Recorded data
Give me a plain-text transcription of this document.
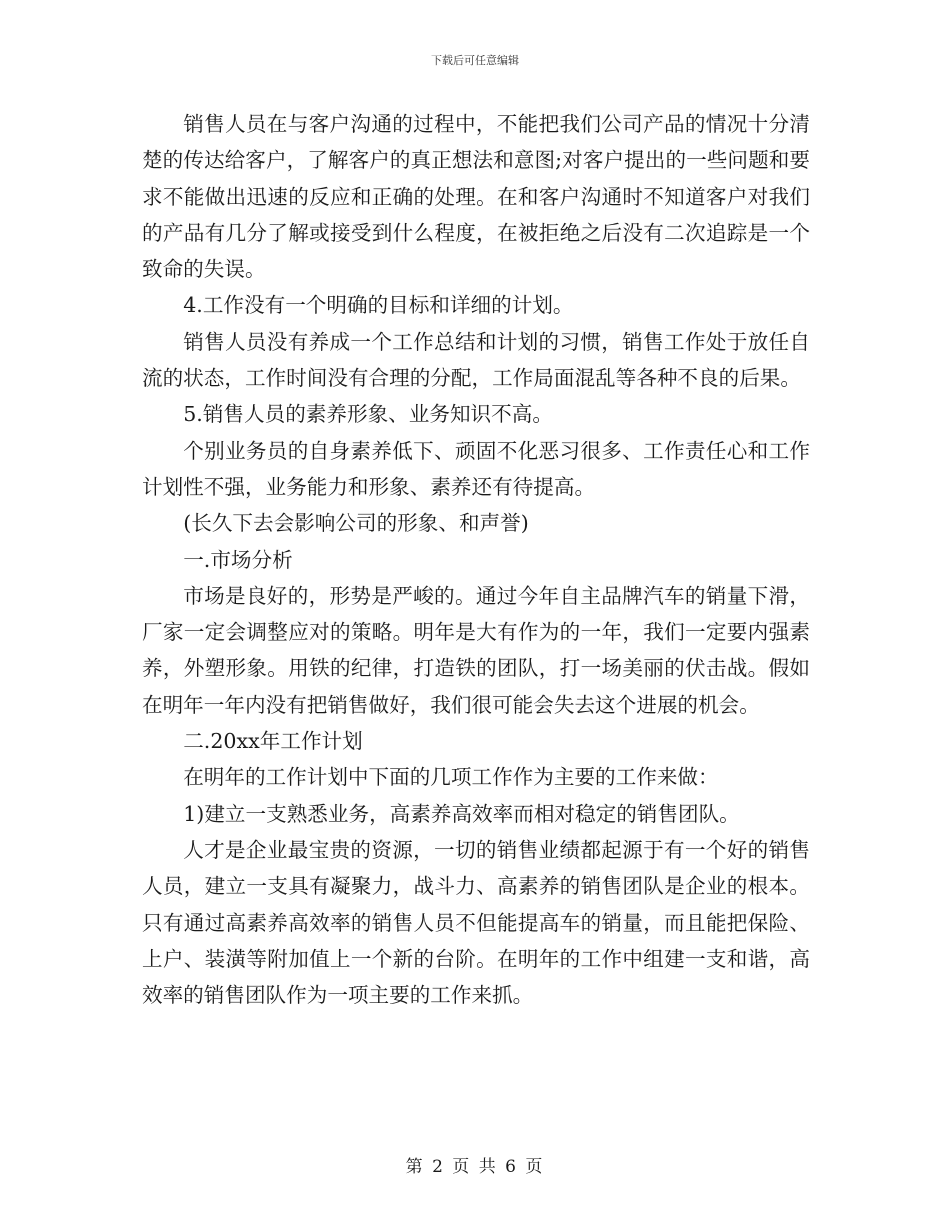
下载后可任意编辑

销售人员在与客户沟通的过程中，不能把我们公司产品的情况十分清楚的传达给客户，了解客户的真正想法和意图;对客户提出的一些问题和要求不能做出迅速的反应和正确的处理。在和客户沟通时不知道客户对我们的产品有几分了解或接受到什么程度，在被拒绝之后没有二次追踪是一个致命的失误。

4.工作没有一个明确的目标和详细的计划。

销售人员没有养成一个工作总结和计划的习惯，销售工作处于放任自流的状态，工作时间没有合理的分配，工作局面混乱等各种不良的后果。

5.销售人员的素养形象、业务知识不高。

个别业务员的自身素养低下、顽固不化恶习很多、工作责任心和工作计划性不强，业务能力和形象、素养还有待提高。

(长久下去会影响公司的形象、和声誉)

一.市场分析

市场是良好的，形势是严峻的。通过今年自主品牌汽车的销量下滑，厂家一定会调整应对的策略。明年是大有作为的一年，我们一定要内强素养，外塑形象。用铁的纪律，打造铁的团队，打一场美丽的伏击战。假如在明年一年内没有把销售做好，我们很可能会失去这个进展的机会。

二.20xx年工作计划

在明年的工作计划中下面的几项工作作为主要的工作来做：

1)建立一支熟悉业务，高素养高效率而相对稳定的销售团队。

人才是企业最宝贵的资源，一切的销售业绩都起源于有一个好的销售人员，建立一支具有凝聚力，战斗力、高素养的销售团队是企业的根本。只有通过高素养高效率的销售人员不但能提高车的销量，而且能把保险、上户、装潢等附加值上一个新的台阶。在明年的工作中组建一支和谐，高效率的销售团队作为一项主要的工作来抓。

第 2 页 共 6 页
* * *
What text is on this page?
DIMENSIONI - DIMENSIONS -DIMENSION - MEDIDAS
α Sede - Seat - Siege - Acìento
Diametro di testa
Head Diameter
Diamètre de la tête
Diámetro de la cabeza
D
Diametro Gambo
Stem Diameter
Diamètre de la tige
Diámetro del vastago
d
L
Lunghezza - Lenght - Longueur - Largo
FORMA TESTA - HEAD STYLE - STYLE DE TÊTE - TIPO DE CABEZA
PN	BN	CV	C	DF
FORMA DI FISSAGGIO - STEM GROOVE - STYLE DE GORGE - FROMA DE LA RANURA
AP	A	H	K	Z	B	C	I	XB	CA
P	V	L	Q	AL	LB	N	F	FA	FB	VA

_Aim of the exercise_: Report every line in the data above in which the word "FORMA" appears.

_Output for this exercise_:
FORMA TESTA - HEAD STYLE - STYLE DE TÊTE - TIPO DE CABEZA
FORMA DI FISSAGGIO - STEM GROOVE - STYLE DE GORGE - FROMA DE LA RANURA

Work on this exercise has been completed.